Supplied material

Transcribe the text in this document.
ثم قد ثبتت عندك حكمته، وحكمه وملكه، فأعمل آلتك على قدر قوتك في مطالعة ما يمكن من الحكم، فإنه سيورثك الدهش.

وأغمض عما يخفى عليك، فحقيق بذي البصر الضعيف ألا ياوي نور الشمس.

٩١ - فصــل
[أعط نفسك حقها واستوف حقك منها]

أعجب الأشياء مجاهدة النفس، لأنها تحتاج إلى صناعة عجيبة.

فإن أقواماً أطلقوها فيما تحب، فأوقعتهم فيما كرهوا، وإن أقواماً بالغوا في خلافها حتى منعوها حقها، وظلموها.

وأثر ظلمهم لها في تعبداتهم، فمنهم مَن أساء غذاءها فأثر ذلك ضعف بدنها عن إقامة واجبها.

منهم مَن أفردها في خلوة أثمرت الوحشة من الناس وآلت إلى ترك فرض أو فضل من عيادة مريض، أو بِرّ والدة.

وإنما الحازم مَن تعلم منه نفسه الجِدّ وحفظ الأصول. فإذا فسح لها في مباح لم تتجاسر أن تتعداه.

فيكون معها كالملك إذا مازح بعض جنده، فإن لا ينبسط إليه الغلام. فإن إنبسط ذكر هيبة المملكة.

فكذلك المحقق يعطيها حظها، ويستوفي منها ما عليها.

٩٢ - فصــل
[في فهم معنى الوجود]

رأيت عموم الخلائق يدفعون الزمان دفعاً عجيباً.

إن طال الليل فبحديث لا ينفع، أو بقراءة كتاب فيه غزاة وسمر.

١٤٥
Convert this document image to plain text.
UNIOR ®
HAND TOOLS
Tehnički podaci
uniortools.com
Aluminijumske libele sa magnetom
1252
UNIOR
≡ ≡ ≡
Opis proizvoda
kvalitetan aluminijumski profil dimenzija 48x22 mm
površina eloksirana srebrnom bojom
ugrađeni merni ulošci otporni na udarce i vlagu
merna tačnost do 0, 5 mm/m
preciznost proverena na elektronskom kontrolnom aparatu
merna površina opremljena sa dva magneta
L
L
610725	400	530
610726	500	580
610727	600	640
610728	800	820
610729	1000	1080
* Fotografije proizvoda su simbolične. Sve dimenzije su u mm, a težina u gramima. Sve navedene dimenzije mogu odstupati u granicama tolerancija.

Goal of the exercise
Would you reproduce all the entries exactly?

Answer to the task
Transcribe the text in this document.
ثم قد ثبتت عندك حكمته، وحكمه وملكه، فأعمل آلتك على قدر قوتك في مطالعة ما يمكن من الحكم، فإنه سيورثك الدهش.

وأغمض عما يخفى عليك، فحقيق بذي البصر الضعيف ألا ياوي نور الشمس.

٩١ - فصــل
[أعط نفسك حقها واستوف حقك منها]

أعجب الأشياء مجاهدة النفس، لأنها تحتاج إلى صناعة عجيبة.

فإن أقواماً أطلقوها فيما تحب، فأوقعتهم فيما كرهوا، وإن أقواماً بالغوا في خلافها حتى منعوها حقها، وظلموها.

وأثر ظلمهم لها في تعبداتهم، فمنهم مَن أساء غذاءها فأثر ذلك ضعف بدنها عن إقامة واجبها.

منهم مَن أفردها في خلوة أثمرت الوحشة من الناس وآلت إلى ترك فرض أو فضل من عيادة مريض، أو بِرّ والدة.

وإنما الحازم مَن تعلم منه نفسه الجِدّ وحفظ الأصول. فإذا فسح لها في مباح لم تتجاسر أن تتعداه.

فيكون معها كالملك إذا مازح بعض جنده، فإن لا ينبسط إليه الغلام. فإن إنبسط ذكر هيبة المملكة.

فكذلك المحقق يعطيها حظها، ويستوفي منها ما عليها.

٩٢ - فصــل
[في فهم معنى الوجود]

رأيت عموم الخلائق يدفعون الزمان دفعاً عجيباً.

إن طال الليل فبحديث لا ينفع، أو بقراءة كتاب فيه غزاة وسمر.

١٤٥
Convert this document image to plain text.
UNIOR ®
HAND TOOLS
Tehnički podaci
uniortools.com
Aluminijumske libele sa magnetom
1252
UNIOR
≡ ≡ ≡
Opis proizvoda
kvalitetan aluminijumski profil dimenzija 48x22 mm
površina eloksirana srebrnom bojom
ugrađeni merni ulošci otporni na udarce i vlagu
merna tačnost do 0, 5 mm/m
preciznost proverena na elektronskom kontrolnom aparatu
merna površina opremljena sa dva magneta
L
L
610725	400	530
610726	500	580
610727	600	640
610728	800	820
610729	1000	1080
* Fotografije proizvoda su simbolične. Sve dimenzije su u mm, a težina u gramima. Sve navedene dimenzije mogu odstupati u granicama tolerancija.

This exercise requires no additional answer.